> **PROMPT**: Keep only the lines that hold the string "дней", filtering out the rest of the entries below.

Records
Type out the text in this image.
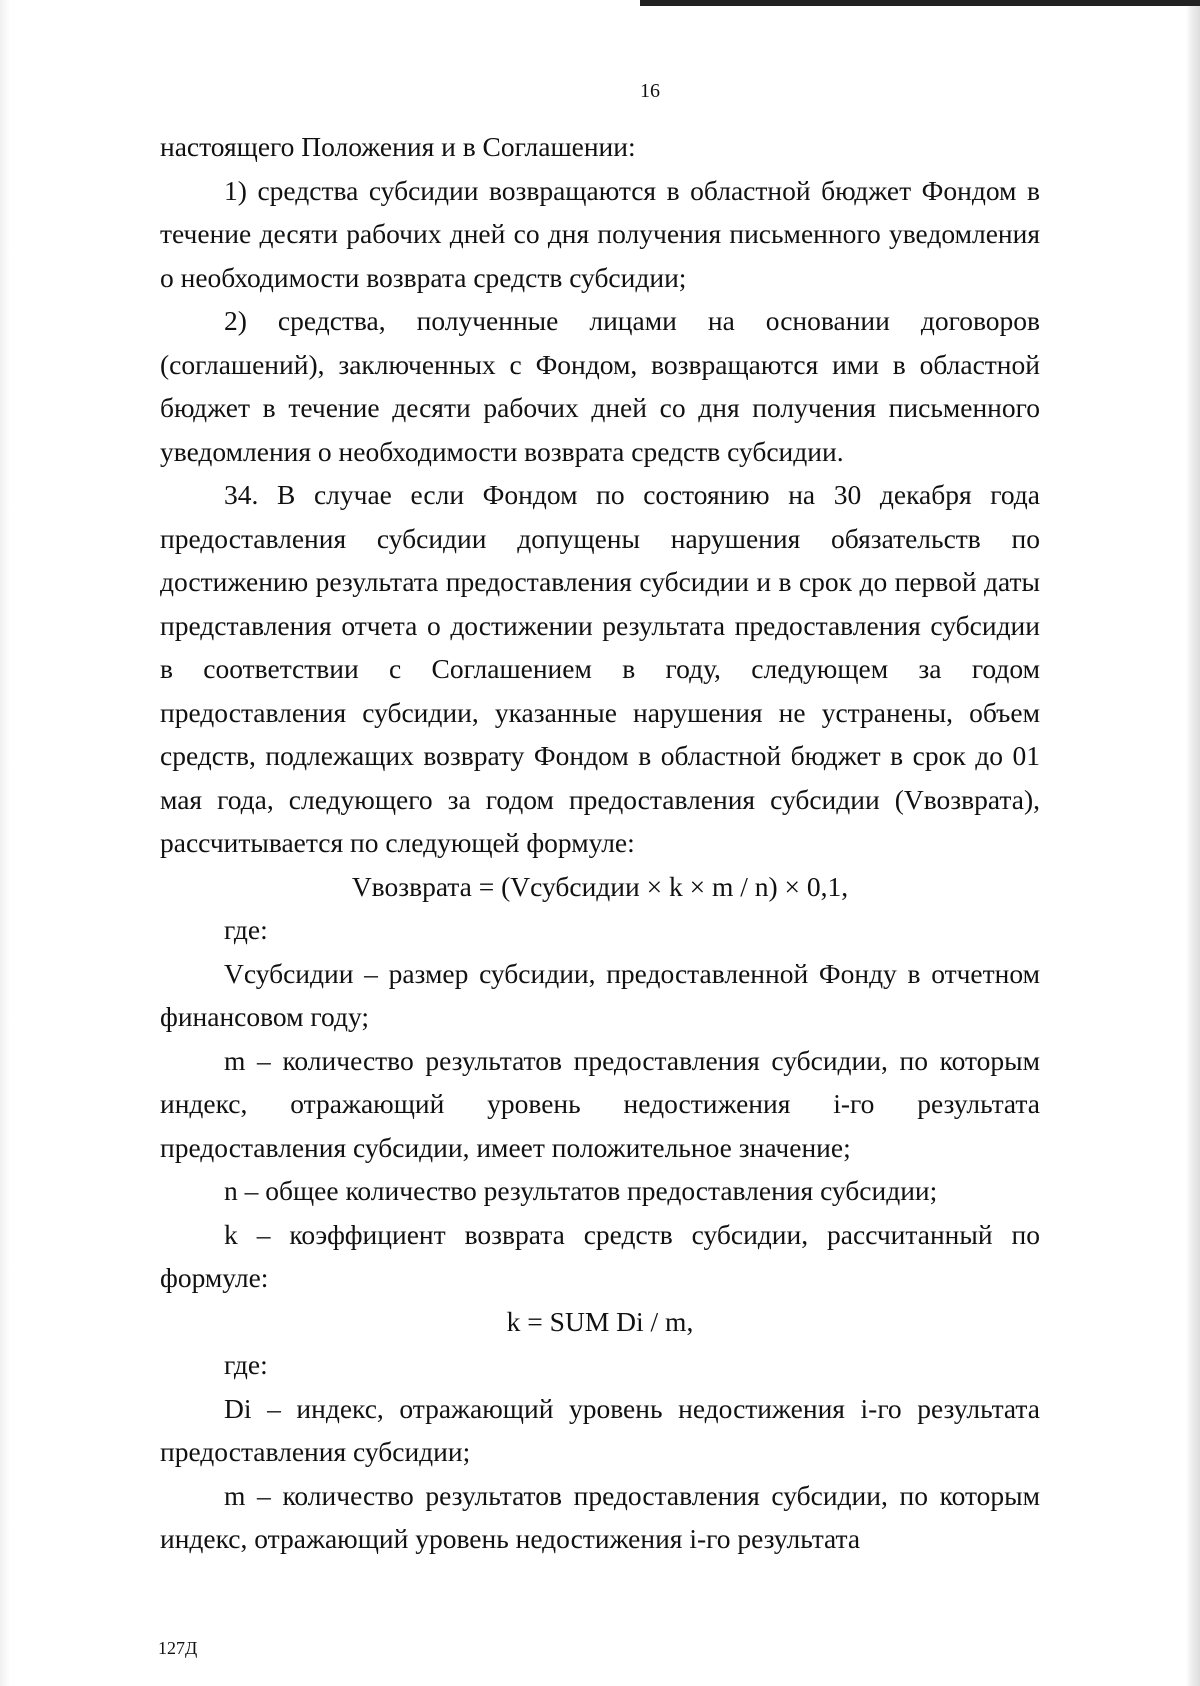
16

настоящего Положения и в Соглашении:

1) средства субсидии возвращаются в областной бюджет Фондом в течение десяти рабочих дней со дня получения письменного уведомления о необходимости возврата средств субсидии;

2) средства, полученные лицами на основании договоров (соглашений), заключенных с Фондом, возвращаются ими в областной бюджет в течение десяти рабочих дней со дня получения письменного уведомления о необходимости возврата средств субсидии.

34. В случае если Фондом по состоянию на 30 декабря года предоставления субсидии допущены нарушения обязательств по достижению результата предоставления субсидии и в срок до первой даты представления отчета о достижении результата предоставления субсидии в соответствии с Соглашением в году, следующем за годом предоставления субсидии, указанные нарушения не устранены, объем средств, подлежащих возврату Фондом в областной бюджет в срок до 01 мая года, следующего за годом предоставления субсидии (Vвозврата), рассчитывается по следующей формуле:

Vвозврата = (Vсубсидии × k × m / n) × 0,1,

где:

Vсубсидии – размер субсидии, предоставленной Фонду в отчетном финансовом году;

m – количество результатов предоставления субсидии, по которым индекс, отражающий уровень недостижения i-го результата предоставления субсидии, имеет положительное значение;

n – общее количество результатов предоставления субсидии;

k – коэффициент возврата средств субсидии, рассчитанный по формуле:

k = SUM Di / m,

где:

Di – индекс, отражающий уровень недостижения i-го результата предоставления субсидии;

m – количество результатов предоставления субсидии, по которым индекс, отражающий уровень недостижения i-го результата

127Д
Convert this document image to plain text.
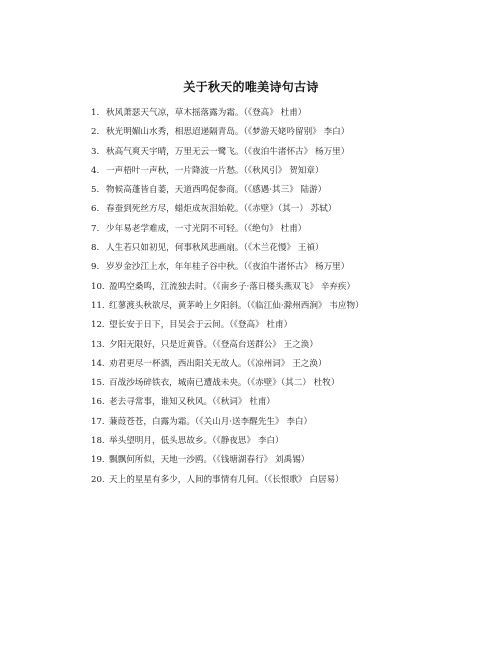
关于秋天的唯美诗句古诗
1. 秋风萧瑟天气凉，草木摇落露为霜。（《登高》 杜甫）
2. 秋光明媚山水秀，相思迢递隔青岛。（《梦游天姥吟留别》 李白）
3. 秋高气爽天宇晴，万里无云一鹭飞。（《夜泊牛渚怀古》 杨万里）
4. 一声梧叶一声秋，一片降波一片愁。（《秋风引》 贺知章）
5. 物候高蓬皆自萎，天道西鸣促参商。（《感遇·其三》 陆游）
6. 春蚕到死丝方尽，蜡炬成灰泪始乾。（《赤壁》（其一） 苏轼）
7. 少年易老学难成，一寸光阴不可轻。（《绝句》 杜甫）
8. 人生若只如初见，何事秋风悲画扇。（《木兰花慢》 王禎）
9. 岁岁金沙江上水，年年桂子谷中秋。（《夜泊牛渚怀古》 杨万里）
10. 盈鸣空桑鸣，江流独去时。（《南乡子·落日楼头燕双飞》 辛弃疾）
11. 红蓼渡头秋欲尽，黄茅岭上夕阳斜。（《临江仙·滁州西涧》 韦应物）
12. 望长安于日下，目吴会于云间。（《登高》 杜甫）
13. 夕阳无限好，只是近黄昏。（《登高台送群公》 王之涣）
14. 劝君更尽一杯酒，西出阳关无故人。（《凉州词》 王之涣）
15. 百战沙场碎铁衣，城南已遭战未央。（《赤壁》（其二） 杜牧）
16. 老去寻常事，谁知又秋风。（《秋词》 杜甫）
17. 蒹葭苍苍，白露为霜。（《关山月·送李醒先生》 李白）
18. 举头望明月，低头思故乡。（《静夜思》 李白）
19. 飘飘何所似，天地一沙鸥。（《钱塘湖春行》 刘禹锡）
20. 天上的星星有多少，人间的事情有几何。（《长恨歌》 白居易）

> **IN RESPONSE**:
1) средства субсидии возвращаются в областной бюджет Фондом в течение десяти рабочих дней со дня получения письменного уведомления о необходимости возврата средств субсидии;
2) средства, полученные лицами на основании договоров (соглашений), заключенных с Фондом, возвращаются ими в областной бюджет в течение десяти рабочих дней со дня получения письменного уведомления о необходимости возврата средств субсидии.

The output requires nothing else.